(Data extracted from a collection)

◆ ◆ ◆ ◆ ◆

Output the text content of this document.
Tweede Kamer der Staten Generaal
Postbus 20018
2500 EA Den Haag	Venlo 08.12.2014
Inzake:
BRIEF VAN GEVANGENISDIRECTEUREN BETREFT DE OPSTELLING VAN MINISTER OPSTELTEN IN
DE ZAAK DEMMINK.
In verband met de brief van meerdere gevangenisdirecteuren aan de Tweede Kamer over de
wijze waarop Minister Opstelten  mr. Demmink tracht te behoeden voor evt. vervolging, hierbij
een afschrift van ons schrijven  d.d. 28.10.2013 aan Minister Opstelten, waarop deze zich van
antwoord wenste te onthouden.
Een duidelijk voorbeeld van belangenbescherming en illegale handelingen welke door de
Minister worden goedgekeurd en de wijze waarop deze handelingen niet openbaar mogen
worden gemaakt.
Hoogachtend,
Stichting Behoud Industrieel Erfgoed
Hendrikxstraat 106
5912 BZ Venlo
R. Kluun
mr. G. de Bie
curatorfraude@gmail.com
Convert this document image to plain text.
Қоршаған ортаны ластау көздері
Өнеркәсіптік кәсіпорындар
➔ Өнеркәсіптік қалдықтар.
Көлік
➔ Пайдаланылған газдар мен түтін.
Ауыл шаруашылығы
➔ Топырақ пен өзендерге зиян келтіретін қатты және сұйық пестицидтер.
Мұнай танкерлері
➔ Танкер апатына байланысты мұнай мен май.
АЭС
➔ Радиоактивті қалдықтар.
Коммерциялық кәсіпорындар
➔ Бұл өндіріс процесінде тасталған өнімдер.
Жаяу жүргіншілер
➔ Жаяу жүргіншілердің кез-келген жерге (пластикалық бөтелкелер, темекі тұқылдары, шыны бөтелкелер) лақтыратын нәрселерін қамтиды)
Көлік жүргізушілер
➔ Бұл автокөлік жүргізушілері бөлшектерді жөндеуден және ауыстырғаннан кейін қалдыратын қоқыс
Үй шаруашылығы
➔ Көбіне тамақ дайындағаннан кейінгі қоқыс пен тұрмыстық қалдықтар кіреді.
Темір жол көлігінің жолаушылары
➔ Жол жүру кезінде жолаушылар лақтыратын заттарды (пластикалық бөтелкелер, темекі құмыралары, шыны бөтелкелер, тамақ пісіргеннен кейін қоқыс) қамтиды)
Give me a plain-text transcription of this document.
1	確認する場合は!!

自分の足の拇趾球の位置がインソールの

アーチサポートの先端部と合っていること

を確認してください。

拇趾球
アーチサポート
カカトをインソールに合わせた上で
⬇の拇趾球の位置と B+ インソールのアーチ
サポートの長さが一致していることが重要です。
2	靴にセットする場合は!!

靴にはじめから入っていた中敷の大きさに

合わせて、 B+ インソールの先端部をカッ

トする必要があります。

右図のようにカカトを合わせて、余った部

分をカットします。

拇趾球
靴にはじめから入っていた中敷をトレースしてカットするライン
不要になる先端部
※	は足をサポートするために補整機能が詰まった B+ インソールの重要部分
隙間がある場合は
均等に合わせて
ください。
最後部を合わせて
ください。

◆ ◆ ◆ ◆ ◆

- What is needed
Copy all lines from the listing that contain "тамақ".

- Output of the exercise
➔ Көбіне тамақ дайындағаннан кейінгі қоқыс пен тұрмыстық қалдықтар кіреді.
➔ Жол жүру кезінде жолаушылар лақтыратын заттарды (пластикалық бөтелкелер, темекі құмыралары, шыны бөтелкелер, тамақ пісіргеннен кейін қоқыс) қамтиды)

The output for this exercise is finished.